Problem description:
Any pictures in the records below should be skipped; write out everything else exactly.

Records supplied:
━━━━━━━━

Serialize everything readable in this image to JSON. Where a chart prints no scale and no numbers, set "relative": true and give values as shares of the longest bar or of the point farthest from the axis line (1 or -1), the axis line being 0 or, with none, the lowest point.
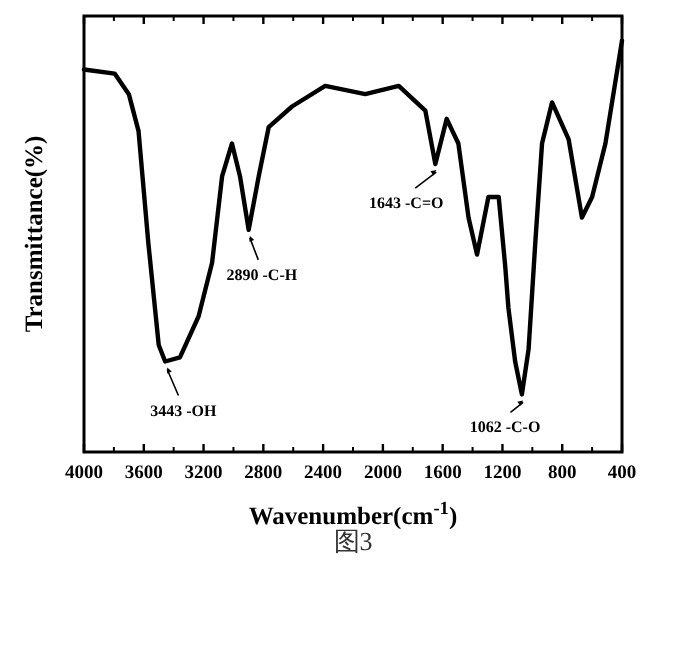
{
  "chart_data": {
    "type": "line",
    "relative": true,
    "xlabel": "Wavenumber(cm$^{-1}$)",
    "ylabel": "Transmittance(%)",
    "xlim": [
      4000,
      400
    ],
    "xticks": [
      4000,
      3600,
      3200,
      2800,
      2400,
      2000,
      1600,
      1200,
      800,
      400
    ],
    "tick_labels": "x",
    "series": [
      {
        "color": "#000000",
        "x": [
          4000,
          3795,
          3700,
          3635,
          3570,
          3500,
          3457,
          3358,
          3233,
          3143,
          3076,
          3010,
          2956,
          2898,
          2831,
          2764,
          2608,
          2386,
          2118,
          1894,
          1716,
          1649,
          1573,
          1495,
          1427,
          1370,
          1294,
          1225,
          1181,
          1160,
          1115,
          1070,
          1025,
          980,
          935,
          868,
          757,
          668,
          600,
          511,
          400
        ],
        "values": [
          0.93,
          0.92,
          0.87,
          0.78,
          0.51,
          0.26,
          0.22,
          0.23,
          0.33,
          0.46,
          0.67,
          0.75,
          0.67,
          0.54,
          0.67,
          0.79,
          0.84,
          0.89,
          0.87,
          0.89,
          0.83,
          0.7,
          0.81,
          0.75,
          0.57,
          0.48,
          0.62,
          0.62,
          0.45,
          0.35,
          0.22,
          0.14,
          0.25,
          0.51,
          0.75,
          0.85,
          0.76,
          0.57,
          0.62,
          0.75,
          1
        ]
      }
    ],
    "annotations": [
      {
        "text": "3443 -OH",
        "x": 3443,
        "y": 0.22
      },
      {
        "text": "2890 -C-H",
        "x": 2890,
        "y": 0.54
      },
      {
        "text": "1643 -C=O",
        "x": 1643,
        "y": 0.7
      },
      {
        "text": "1062 -C-O",
        "x": 1062,
        "y": 0.14
      },
      "图3"
    ]
  }
}
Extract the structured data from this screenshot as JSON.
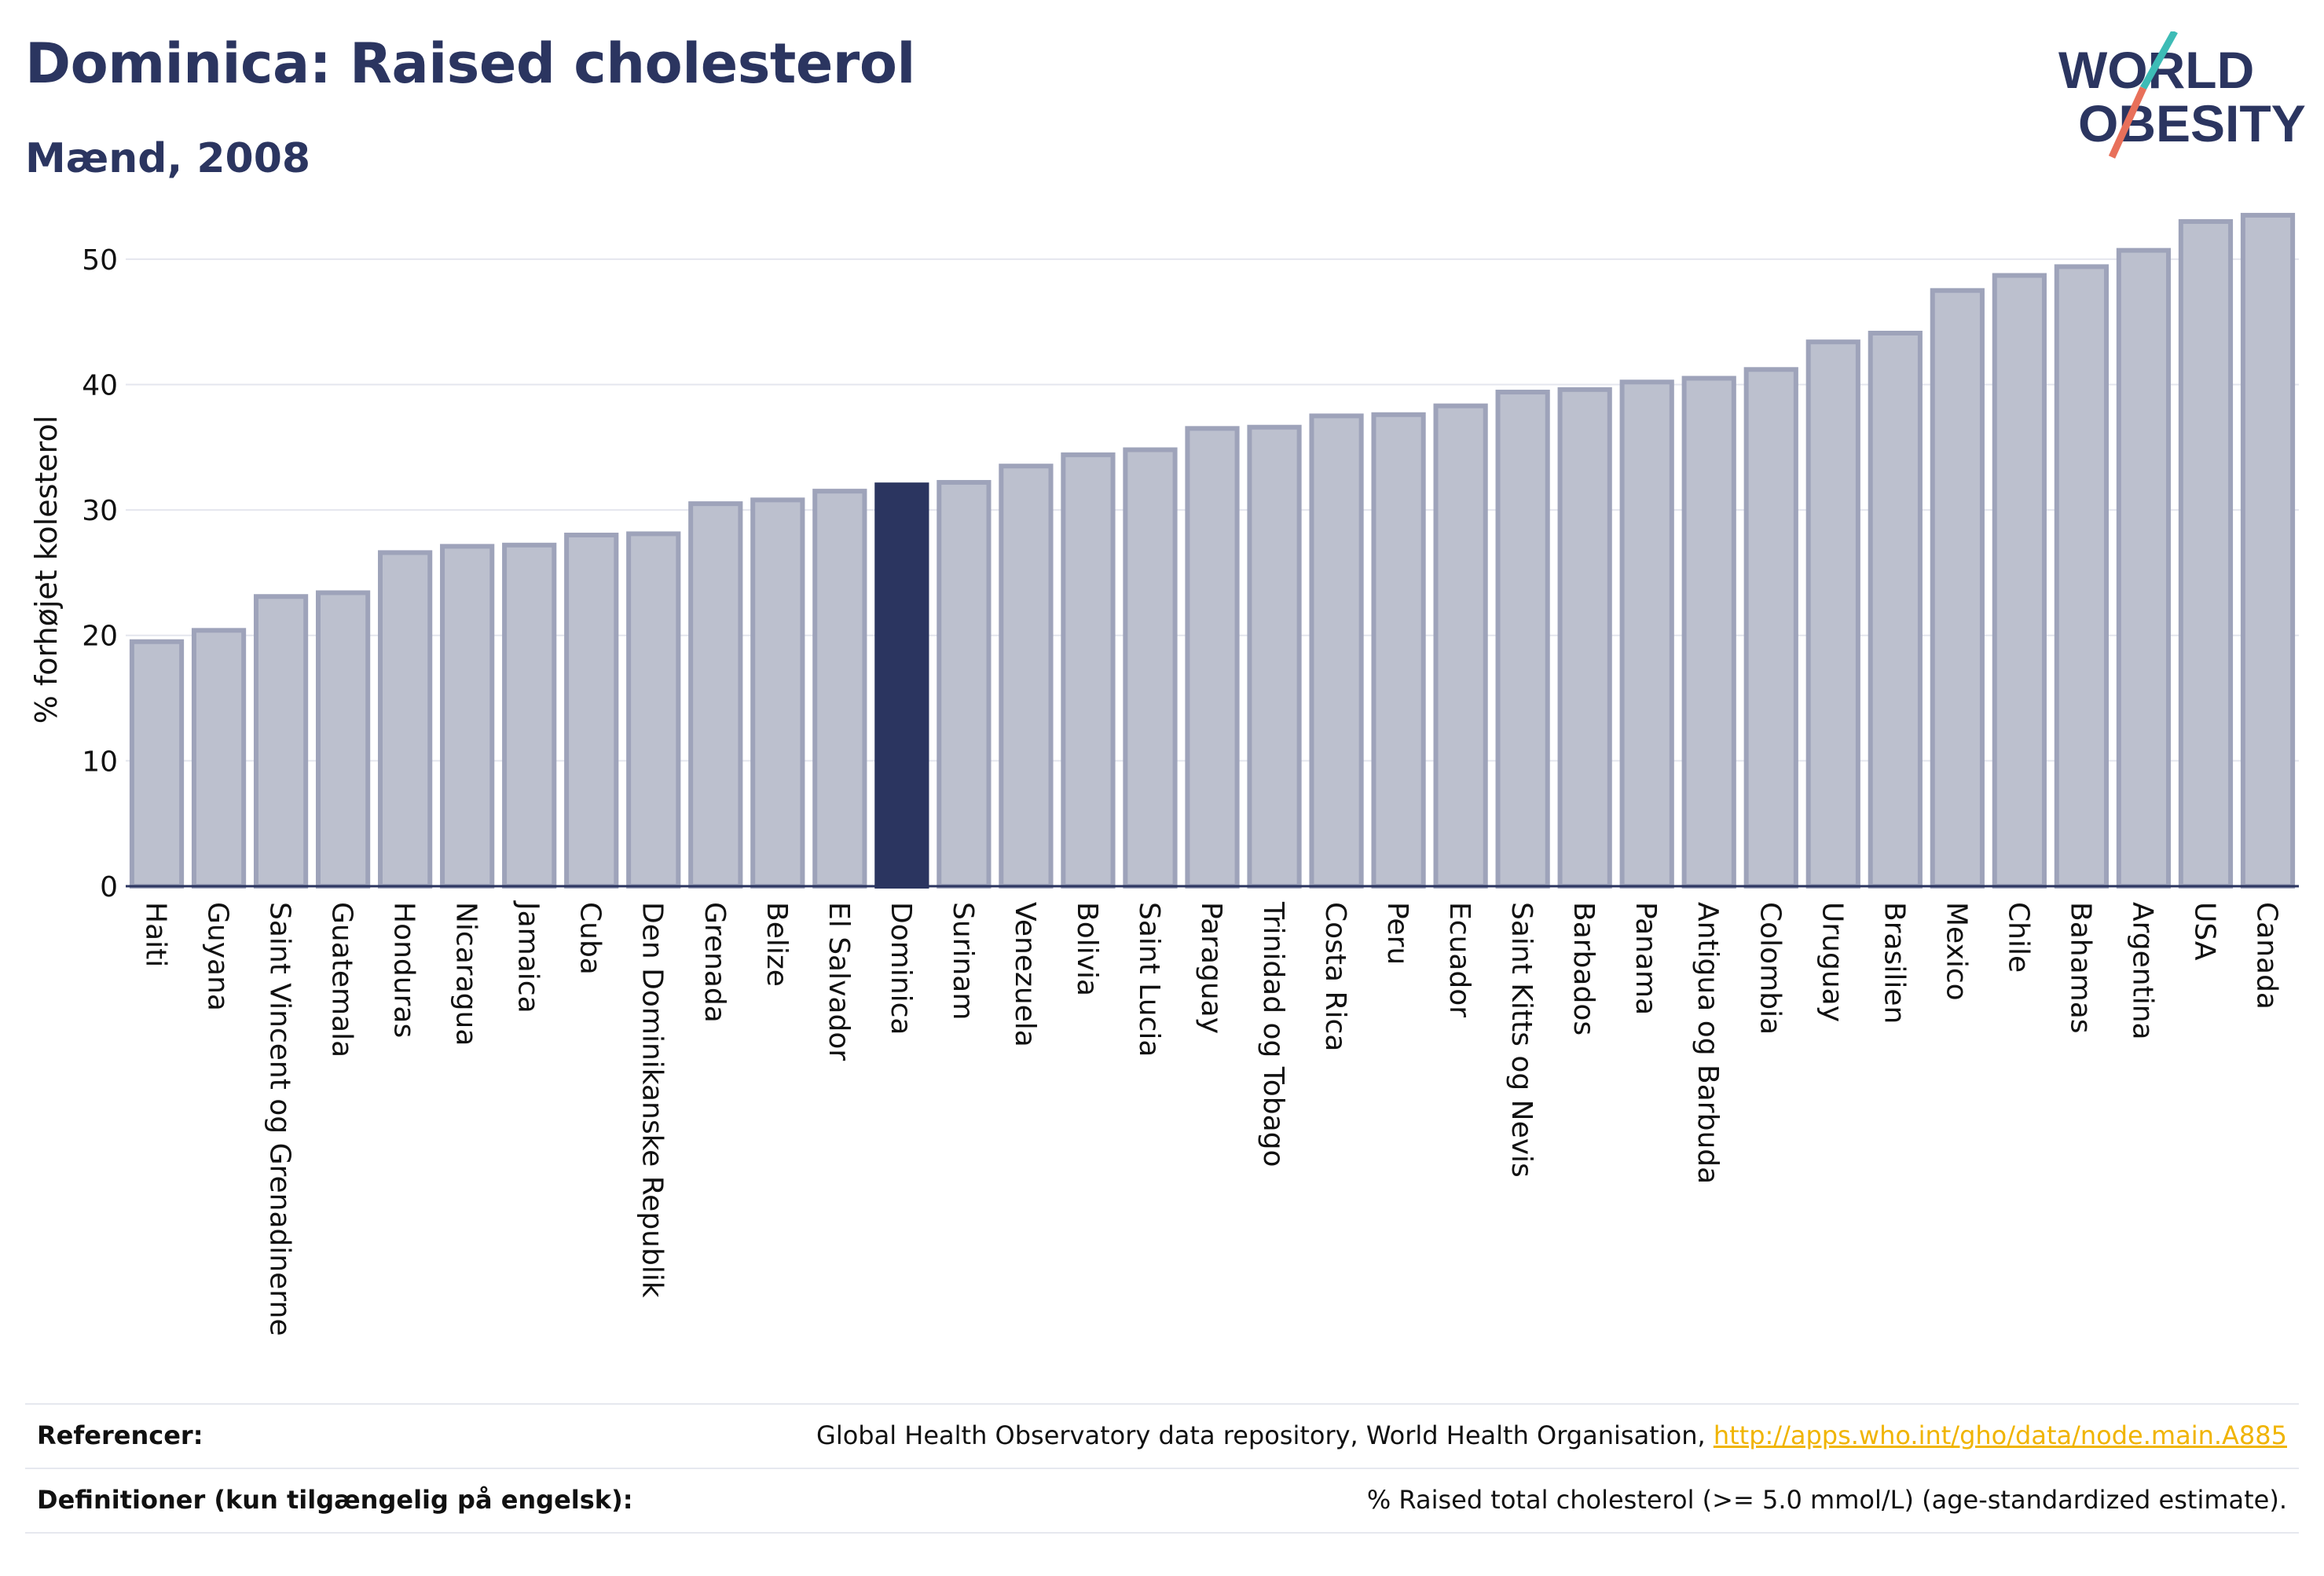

━━━━━━━━

Output for this exercise:
Serialize everything readable in this image to JSON. Where a chart prints no scale and no numbers, set "relative": true and give values as shares of the longest bar or of the point farthest from the axis line (1 or -1), the axis line being 0 or, with none, the lowest point.
{
  "chart_data": {
    "type": "line",
    "relative": true,
    "xlabel": "Wavenumber(cm$^{-1}$)",
    "ylabel": "Transmittance(%)",
    "xlim": [
      4000,
      400
    ],
    "xticks": [
      4000,
      3600,
      3200,
      2800,
      2400,
      2000,
      1600,
      1200,
      800,
      400
    ],
    "tick_labels": "x",
    "series": [
      {
        "color": "#000000",
        "x": [
          4000,
          3795,
          3700,
          3635,
          3570,
          3500,
          3457,
          3358,
          3233,
          3143,
          3076,
          3010,
          2956,
          2898,
          2831,
          2764,
          2608,
          2386,
          2118,
          1894,
          1716,
          1649,
          1573,
          1495,
          1427,
          1370,
          1294,
          1225,
          1181,
          1160,
          1115,
          1070,
          1025,
          980,
          935,
          868,
          757,
          668,
          600,
          511,
          400
        ],
        "values": [
          0.93,
          0.92,
          0.87,
          0.78,
          0.51,
          0.26,
          0.22,
          0.23,
          0.33,
          0.46,
          0.67,
          0.75,
          0.67,
          0.54,
          0.67,
          0.79,
          0.84,
          0.89,
          0.87,
          0.89,
          0.83,
          0.7,
          0.81,
          0.75,
          0.57,
          0.48,
          0.62,
          0.62,
          0.45,
          0.35,
          0.22,
          0.14,
          0.25,
          0.51,
          0.75,
          0.85,
          0.76,
          0.57,
          0.62,
          0.75,
          1
        ]
      }
    ],
    "annotations": [
      {
        "text": "3443 -OH",
        "x": 3443,
        "y": 0.22
      },
      {
        "text": "2890 -C-H",
        "x": 2890,
        "y": 0.54
      },
      {
        "text": "1643 -C=O",
        "x": 1643,
        "y": 0.7
      },
      {
        "text": "1062 -C-O",
        "x": 1062,
        "y": 0.14
      },
      "图3"
    ]
  }
}
Extract the structured data from this screenshot as JSON.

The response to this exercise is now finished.